- Given instruction 1
Pull from the commentary on Peter Zeihan's electric car forecast, word for word, the part that opens with the words containing "I could have said in 1980" and closes with "with cloud computing.".
- Given instruction 2
Write what comes next in the commentary on Peter Zeihan's electric car forecast, starting after its final sentence.

- Given passage

* * * * * * *

Peter Zeihan has chosen to claim that the electric car revolution will start to fail around 2030 and “disappear” in the 2030s. This is another convenient claim that will give Peter Zeihan another stream of income lasting until he retires around 2040. It is something where EVs will continue to grow and scale but where there will be constant concerns about whether the growth will continue or slow. He has staked out an anti-EV opinion leader position. He will get paid for TV appearances, public speaking or consulting for combustion engine car and truck companies. Executives at those companies will want someone to create FUD (fear, uncertainty and doubt) about electric cars.
Zeihan is Essentially Claiming There Will be Peak EV
There is also vagueness in the statements and a lack of falsifiability. What is a meltdown? Is it a regular recession? Those happen on a relatively regular basis. Zeihan allows you to fill in some interpretation on the listener’s part. The listener can re-interpret the statements years later having forgetten any at-the-moment context. The biased listener can help move the goalposts for Zeihan at the moment and even later.
I could have said in 2000 that the oil fracking boom would fizzle out and decline. The oil industry booms and busts all the time. It is difficult for the world to change. The oil fracking did decline substantially after regulations and policies turned less favorable.
I could have said in 1980 that the Personal Computing boom will fade and weaken. The PCs did peak and there was the laptop, notebook waves and then the smartphone and table waves. The mainframe computers and servers were never eliminated and servers and large computers resurged with cloud computing.
I can make thousands of statements of the form:
Within some number of decades (maybe one decade) there will be a major recession or decline in country or major emerging industry. The major emerging industry will have major supply chain issues (perhaps crippling supply chain).
Zeihan EV is of the same form as Peak Oil people. From 1965 to today, there have been booms and busts in the business of predicting the death of the oil industry. M. King Hubbert is often credited with introducing the notion in a 1956 paper that presented a formal theory and predicted U.S. extraction to peak between 1965 and 1971.

* * * * * * *

- Data segment
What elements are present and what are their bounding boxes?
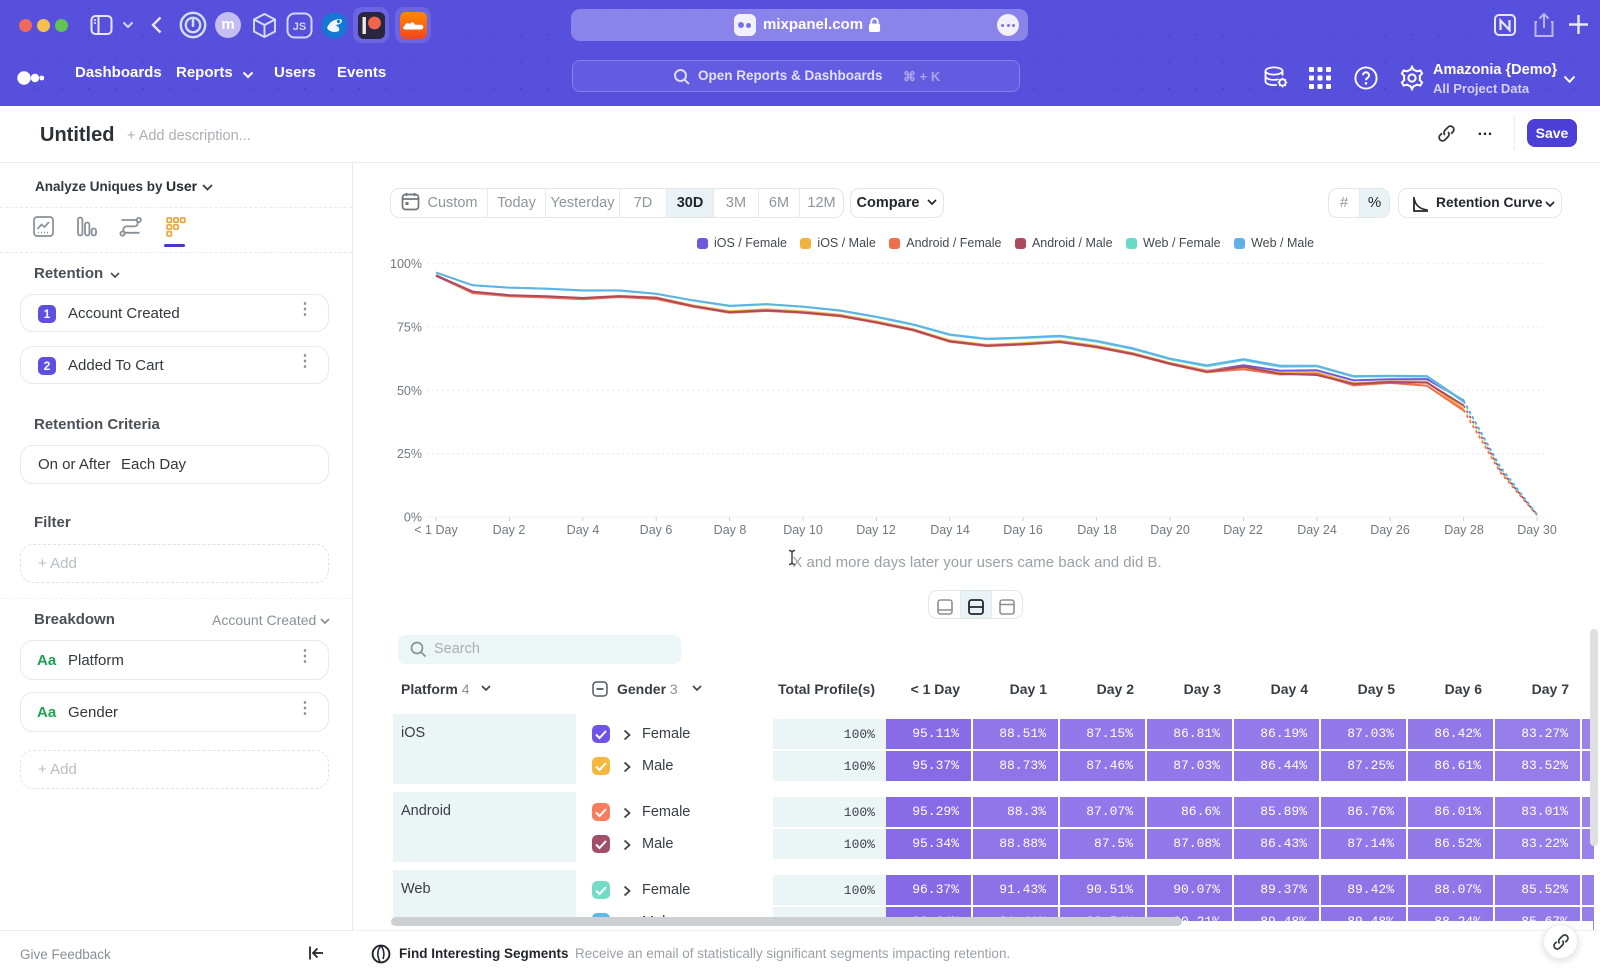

* * * * * * *

- Final result 1
I could have said in 1980 that the Personal Computing boom will fade and weaken. The PCs did peak and there was the laptop, notebook waves and then the smartphone and table waves. The mainframe computers and servers were never eliminated and servers and large computers resurged with cloud computing.

- Final result 2
Peak oil is the hypothetical point in time when the maximum rate of global oil production is reached, after which it is argued that production will begin an irreversible decline. It is related to the distinct concept of oil depletion; while global petroleum reserves are finite, the limiting factor is not whether the oil exists but whether it can be extracted economically at a given price. A secular decline in oil extraction could be caused both by depletion of accessible reserves and by reductions in demand that reduce the price relative to the cost of extraction, as might be induced to reduce carbon emissions
Zeihan Audience and Revenue
There is money in being an Anti-EV alarmist. Advertising money and conference money and other consulting money.
Business consultants create the arguments to provide cover for executives to make decisions within corporations.
There will also be localities where someone wants to create a viable not in my backyard argument against a new lithium mine or some other new EV component factory or EV factory.
Tesla and Elon Musk have said that Master Plan 3 involves getting the needed mineral resources in a timely way to complete the ramp from 600 gigawatt hours/year or EVs and battery storage to ten terawatt hours per year of product. Tesla wants to be a major part of a 300 Terawatt hour electrification process.
History of Being Wrong and Still Gets on the Joe Rogan Show
Zeihan worked at STRATFOR and was trained and mentored by George Friedman.
STRATFOR is a geopolitical consultancy which was founded in 1996 by George Friedman. Friedman wrote the book “The Coming War with Japan” in 1991. For prediction accuracy, you may recall the terrible second war of the Pacific between the USA and Japan…Oh that’s right it never happened in our reality.
The book claimed a military confrontation between the United States and Japan is likely within the next 20 years. According to the authors, the issues are the same as they were in 1941: Japan needs to control access to its mineral supplies in Southeast Asia and to have an export market it can dominate. In order to do this, Japan must force the United States out of the western Pacific. There is little effort to explore the substantial differences between the 1940s and the 1990s.
Friedman had an anti-Japan consultancy for over a decade.
The 2005 prediction of Zeihan and STRATFOR:
In 2005, STRATFOR forecasted – China will suffer a meltdown like Japan and East and Southeast Asia before it. The staggering proportion of bad debt, enormous even in relation to official dollar reserves, represents a defining crisis for China. China will not disappear by any means, any more than Japan or South Korea has. However, extrapolating from the last 30 years is unreasonable. … At the same time that we see China shifting into a dramatically different mode.
Zeihan continues to run an anti-China consultancy for over a decade.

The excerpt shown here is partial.